**What you have to do**: Every line of the material below must be repeated exactly.

**Materials provided**:
● ● ● ●
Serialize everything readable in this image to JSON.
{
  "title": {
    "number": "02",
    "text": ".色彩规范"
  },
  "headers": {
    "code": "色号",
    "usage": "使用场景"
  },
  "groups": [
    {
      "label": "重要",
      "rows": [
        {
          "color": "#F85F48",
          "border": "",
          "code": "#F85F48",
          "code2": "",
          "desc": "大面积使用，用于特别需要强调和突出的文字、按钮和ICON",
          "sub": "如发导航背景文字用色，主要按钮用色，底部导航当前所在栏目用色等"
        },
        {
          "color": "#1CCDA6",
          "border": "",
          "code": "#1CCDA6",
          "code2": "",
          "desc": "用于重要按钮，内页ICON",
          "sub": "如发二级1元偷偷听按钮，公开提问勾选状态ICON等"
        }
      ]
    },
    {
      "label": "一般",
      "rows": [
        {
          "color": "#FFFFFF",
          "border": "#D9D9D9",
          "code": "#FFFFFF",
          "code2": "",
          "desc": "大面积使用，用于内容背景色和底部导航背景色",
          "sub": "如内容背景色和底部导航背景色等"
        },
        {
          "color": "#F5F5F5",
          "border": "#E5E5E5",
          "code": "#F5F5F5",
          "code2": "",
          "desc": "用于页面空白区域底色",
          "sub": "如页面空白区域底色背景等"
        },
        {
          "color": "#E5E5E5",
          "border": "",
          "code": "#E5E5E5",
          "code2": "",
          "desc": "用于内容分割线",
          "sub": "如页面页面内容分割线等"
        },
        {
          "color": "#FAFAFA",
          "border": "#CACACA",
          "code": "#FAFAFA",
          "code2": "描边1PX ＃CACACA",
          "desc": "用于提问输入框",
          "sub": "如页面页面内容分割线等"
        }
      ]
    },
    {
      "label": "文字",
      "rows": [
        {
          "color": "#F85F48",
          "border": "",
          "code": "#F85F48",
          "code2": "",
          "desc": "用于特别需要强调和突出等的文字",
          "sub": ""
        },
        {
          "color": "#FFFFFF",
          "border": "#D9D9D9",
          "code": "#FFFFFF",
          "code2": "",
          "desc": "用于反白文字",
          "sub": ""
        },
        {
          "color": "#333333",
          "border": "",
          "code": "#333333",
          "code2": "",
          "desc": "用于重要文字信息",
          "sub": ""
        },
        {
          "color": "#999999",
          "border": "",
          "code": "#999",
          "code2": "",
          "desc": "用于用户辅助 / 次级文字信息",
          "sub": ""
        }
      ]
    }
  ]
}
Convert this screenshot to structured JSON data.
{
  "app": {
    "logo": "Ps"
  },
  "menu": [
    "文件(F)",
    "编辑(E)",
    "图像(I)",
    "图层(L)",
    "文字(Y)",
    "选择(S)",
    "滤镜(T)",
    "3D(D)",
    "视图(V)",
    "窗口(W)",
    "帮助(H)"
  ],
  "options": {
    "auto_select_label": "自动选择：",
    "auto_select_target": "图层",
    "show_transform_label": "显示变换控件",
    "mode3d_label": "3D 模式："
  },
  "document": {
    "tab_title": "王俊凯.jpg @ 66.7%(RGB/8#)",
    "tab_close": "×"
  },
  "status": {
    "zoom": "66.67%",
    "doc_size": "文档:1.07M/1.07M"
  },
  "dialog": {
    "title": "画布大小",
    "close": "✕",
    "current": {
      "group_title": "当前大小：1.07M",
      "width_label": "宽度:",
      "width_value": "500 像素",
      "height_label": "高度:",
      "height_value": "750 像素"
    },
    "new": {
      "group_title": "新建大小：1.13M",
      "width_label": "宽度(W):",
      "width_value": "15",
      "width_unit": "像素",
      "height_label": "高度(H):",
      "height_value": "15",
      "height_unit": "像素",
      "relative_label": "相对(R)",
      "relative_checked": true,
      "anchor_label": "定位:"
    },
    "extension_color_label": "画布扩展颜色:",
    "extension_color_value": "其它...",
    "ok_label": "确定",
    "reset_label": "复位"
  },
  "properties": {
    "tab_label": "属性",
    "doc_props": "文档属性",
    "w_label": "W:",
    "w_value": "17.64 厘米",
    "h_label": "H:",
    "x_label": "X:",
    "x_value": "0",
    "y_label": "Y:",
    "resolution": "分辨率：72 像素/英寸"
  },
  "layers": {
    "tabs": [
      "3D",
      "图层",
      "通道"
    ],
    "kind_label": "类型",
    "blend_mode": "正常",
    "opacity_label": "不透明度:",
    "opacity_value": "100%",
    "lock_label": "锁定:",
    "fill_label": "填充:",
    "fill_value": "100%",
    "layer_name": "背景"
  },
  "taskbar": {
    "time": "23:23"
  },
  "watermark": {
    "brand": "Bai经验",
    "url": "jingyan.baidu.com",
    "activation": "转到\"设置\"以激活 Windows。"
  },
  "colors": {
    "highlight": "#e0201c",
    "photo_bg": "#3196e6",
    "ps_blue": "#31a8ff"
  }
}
● ● ● ●
**Solution for this exercise**:
Serialize everything readable in this image to JSON.
{
  "title": {
    "number": "02",
    "text": ".色彩规范"
  },
  "headers": {
    "code": "色号",
    "usage": "使用场景"
  },
  "groups": [
    {
      "label": "重要",
      "rows": [
        {
          "color": "#F85F48",
          "border": "",
          "code": "#F85F48",
          "code2": "",
          "desc": "大面积使用，用于特别需要强调和突出的文字、按钮和ICON",
          "sub": "如发导航背景文字用色，主要按钮用色，底部导航当前所在栏目用色等"
        },
        {
          "color": "#1CCDA6",
          "border": "",
          "code": "#1CCDA6",
          "code2": "",
          "desc": "用于重要按钮，内页ICON",
          "sub": "如发二级1元偷偷听按钮，公开提问勾选状态ICON等"
        }
      ]
    },
    {
      "label": "一般",
      "rows": [
        {
          "color": "#FFFFFF",
          "border": "#D9D9D9",
          "code": "#FFFFFF",
          "code2": "",
          "desc": "大面积使用，用于内容背景色和底部导航背景色",
          "sub": "如内容背景色和底部导航背景色等"
        },
        {
          "color": "#F5F5F5",
          "border": "#E5E5E5",
          "code": "#F5F5F5",
          "code2": "",
          "desc": "用于页面空白区域底色",
          "sub": "如页面空白区域底色背景等"
        },
        {
          "color": "#E5E5E5",
          "border": "",
          "code": "#E5E5E5",
          "code2": "",
          "desc": "用于内容分割线",
          "sub": "如页面页面内容分割线等"
        },
        {
          "color": "#FAFAFA",
          "border": "#CACACA",
          "code": "#FAFAFA",
          "code2": "描边1PX ＃CACACA",
          "desc": "用于提问输入框",
          "sub": "如页面页面内容分割线等"
        }
      ]
    },
    {
      "label": "文字",
      "rows": [
        {
          "color": "#F85F48",
          "border": "",
          "code": "#F85F48",
          "code2": "",
          "desc": "用于特别需要强调和突出等的文字",
          "sub": ""
        },
        {
          "color": "#FFFFFF",
          "border": "#D9D9D9",
          "code": "#FFFFFF",
          "code2": "",
          "desc": "用于反白文字",
          "sub": ""
        },
        {
          "color": "#333333",
          "border": "",
          "code": "#333333",
          "code2": "",
          "desc": "用于重要文字信息",
          "sub": ""
        },
        {
          "color": "#999999",
          "border": "",
          "code": "#999",
          "code2": "",
          "desc": "用于用户辅助 / 次级文字信息",
          "sub": ""
        }
      ]
    }
  ]
}
Convert this screenshot to structured JSON data.
{
  "app": {
    "logo": "Ps"
  },
  "menu": [
    "文件(F)",
    "编辑(E)",
    "图像(I)",
    "图层(L)",
    "文字(Y)",
    "选择(S)",
    "滤镜(T)",
    "3D(D)",
    "视图(V)",
    "窗口(W)",
    "帮助(H)"
  ],
  "options": {
    "auto_select_label": "自动选择：",
    "auto_select_target": "图层",
    "show_transform_label": "显示变换控件",
    "mode3d_label": "3D 模式："
  },
  "document": {
    "tab_title": "王俊凯.jpg @ 66.7%(RGB/8#)",
    "tab_close": "×"
  },
  "status": {
    "zoom": "66.67%",
    "doc_size": "文档:1.07M/1.07M"
  },
  "dialog": {
    "title": "画布大小",
    "close": "✕",
    "current": {
      "group_title": "当前大小：1.07M",
      "width_label": "宽度:",
      "width_value": "500 像素",
      "height_label": "高度:",
      "height_value": "750 像素"
    },
    "new": {
      "group_title": "新建大小：1.13M",
      "width_label": "宽度(W):",
      "width_value": "15",
      "width_unit": "像素",
      "height_label": "高度(H):",
      "height_value": "15",
      "height_unit": "像素",
      "relative_label": "相对(R)",
      "relative_checked": true,
      "anchor_label": "定位:"
    },
    "extension_color_label": "画布扩展颜色:",
    "extension_color_value": "其它...",
    "ok_label": "确定",
    "reset_label": "复位"
  },
  "properties": {
    "tab_label": "属性",
    "doc_props": "文档属性",
    "w_label": "W:",
    "w_value": "17.64 厘米",
    "h_label": "H:",
    "x_label": "X:",
    "x_value": "0",
    "y_label": "Y:",
    "resolution": "分辨率：72 像素/英寸"
  },
  "layers": {
    "tabs": [
      "3D",
      "图层",
      "通道"
    ],
    "kind_label": "类型",
    "blend_mode": "正常",
    "opacity_label": "不透明度:",
    "opacity_value": "100%",
    "lock_label": "锁定:",
    "fill_label": "填充:",
    "fill_value": "100%",
    "layer_name": "背景"
  },
  "taskbar": {
    "time": "23:23"
  },
  "watermark": {
    "brand": "Bai经验",
    "url": "jingyan.baidu.com",
    "activation": "转到\"设置\"以激活 Windows。"
  },
  "colors": {
    "highlight": "#e0201c",
    "photo_bg": "#3196e6",
    "ps_blue": "#31a8ff"
  }
}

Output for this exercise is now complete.